WORK TO DO >> Rewrite the entries below, swapping every "Patent image size" for "Drawing dimensions" and leaving all other text untouched.

RECORDS SHOWN >>

━━━━━━━━━━━━━━━━━━━━

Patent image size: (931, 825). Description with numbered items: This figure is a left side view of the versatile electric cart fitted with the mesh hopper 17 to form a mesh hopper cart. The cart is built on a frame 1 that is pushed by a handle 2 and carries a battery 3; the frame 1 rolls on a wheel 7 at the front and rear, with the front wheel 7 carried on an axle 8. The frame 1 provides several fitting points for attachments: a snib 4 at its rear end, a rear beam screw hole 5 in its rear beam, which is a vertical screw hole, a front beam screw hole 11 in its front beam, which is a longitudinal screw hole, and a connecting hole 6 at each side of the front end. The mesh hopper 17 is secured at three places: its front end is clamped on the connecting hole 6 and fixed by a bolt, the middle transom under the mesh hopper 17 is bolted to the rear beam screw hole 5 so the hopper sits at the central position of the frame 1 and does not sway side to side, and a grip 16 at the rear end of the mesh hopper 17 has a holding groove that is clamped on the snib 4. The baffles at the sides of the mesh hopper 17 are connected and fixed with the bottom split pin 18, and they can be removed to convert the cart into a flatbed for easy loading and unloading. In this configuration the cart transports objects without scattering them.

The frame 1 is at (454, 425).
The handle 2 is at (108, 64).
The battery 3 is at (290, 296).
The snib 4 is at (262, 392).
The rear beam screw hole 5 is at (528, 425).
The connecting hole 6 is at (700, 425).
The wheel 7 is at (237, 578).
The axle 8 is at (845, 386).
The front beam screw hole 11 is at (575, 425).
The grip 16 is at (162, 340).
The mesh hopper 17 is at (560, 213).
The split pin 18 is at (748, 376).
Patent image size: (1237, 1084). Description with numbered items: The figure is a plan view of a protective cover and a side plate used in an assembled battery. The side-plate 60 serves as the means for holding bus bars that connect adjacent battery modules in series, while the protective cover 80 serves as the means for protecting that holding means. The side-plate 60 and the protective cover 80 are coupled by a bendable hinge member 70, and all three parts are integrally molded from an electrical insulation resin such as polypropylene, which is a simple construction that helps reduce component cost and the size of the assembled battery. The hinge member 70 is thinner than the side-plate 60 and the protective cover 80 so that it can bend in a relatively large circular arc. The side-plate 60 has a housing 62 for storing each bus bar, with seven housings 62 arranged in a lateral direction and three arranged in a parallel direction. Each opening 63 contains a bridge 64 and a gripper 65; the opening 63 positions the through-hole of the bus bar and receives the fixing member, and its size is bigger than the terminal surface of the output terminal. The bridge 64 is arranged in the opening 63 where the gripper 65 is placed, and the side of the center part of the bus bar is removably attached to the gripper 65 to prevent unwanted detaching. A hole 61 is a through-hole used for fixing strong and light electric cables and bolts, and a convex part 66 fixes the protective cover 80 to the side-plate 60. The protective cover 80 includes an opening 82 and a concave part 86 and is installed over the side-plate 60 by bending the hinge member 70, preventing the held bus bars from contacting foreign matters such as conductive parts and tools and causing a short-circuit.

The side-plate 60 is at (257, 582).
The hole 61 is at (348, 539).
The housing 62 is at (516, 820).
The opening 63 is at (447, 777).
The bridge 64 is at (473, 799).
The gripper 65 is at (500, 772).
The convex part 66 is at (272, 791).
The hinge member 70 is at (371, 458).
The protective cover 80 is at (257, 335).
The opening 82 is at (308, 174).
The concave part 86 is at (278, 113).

━━━━━━━━━━━━━━━━━━━━

REPLY TO THE TASK >>
Drawing dimensions: (931, 825). Description with numbered items: This figure is a left side view of the versatile electric cart fitted with the mesh hopper 17 to form a mesh hopper cart. The cart is built on a frame 1 that is pushed by a handle 2 and carries a battery 3; the frame 1 rolls on a wheel 7 at the front and rear, with the front wheel 7 carried on an axle 8. The frame 1 provides several fitting points for attachments: a snib 4 at its rear end, a rear beam screw hole 5 in its rear beam, which is a vertical screw hole, a front beam screw hole 11 in its front beam, which is a longitudinal screw hole, and a connecting hole 6 at each side of the front end. The mesh hopper 17 is secured at three places: its front end is clamped on the connecting hole 6 and fixed by a bolt, the middle transom under the mesh hopper 17 is bolted to the rear beam screw hole 5 so the hopper sits at the central position of the frame 1 and does not sway side to side, and a grip 16 at the rear end of the mesh hopper 17 has a holding groove that is clamped on the snib 4. The baffles at the sides of the mesh hopper 17 are connected and fixed with the bottom split pin 18, and they can be removed to convert the cart into a flatbed for easy loading and unloading. In this configuration the cart transports objects without scattering them.

The frame 1 is at (454, 425).
The handle 2 is at (108, 64).
The battery 3 is at (290, 296).
The snib 4 is at (262, 392).
The rear beam screw hole 5 is at (528, 425).
The connecting hole 6 is at (700, 425).
The wheel 7 is at (237, 578).
The axle 8 is at (845, 386).
The front beam screw hole 11 is at (575, 425).
The grip 16 is at (162, 340).
The mesh hopper 17 is at (560, 213).
The split pin 18 is at (748, 376).
Drawing dimensions: (1237, 1084). Description with numbered items: The figure is a plan view of a protective cover and a side plate used in an assembled battery. The side-plate 60 serves as the means for holding bus bars that connect adjacent battery modules in series, while the protective cover 80 serves as the means for protecting that holding means. The side-plate 60 and the protective cover 80 are coupled by a bendable hinge member 70, and all three parts are integrally molded from an electrical insulation resin such as polypropylene, which is a simple construction that helps reduce component cost and the size of the assembled battery. The hinge member 70 is thinner than the side-plate 60 and the protective cover 80 so that it can bend in a relatively large circular arc. The side-plate 60 has a housing 62 for storing each bus bar, with seven housings 62 arranged in a lateral direction and three arranged in a parallel direction. Each opening 63 contains a bridge 64 and a gripper 65; the opening 63 positions the through-hole of the bus bar and receives the fixing member, and its size is bigger than the terminal surface of the output terminal. The bridge 64 is arranged in the opening 63 where the gripper 65 is placed, and the side of the center part of the bus bar is removably attached to the gripper 65 to prevent unwanted detaching. A hole 61 is a through-hole used for fixing strong and light electric cables and bolts, and a convex part 66 fixes the protective cover 80 to the side-plate 60. The protective cover 80 includes an opening 82 and a concave part 86 and is installed over the side-plate 60 by bending the hinge member 70, preventing the held bus bars from contacting foreign matters such as conductive parts and tools and causing a short-circuit.

The side-plate 60 is at (257, 582).
The hole 61 is at (348, 539).
The housing 62 is at (516, 820).
The opening 63 is at (447, 777).
The bridge 64 is at (473, 799).
The gripper 65 is at (500, 772).
The convex part 66 is at (272, 791).
The hinge member 70 is at (371, 458).
The protective cover 80 is at (257, 335).
The opening 82 is at (308, 174).
The concave part 86 is at (278, 113).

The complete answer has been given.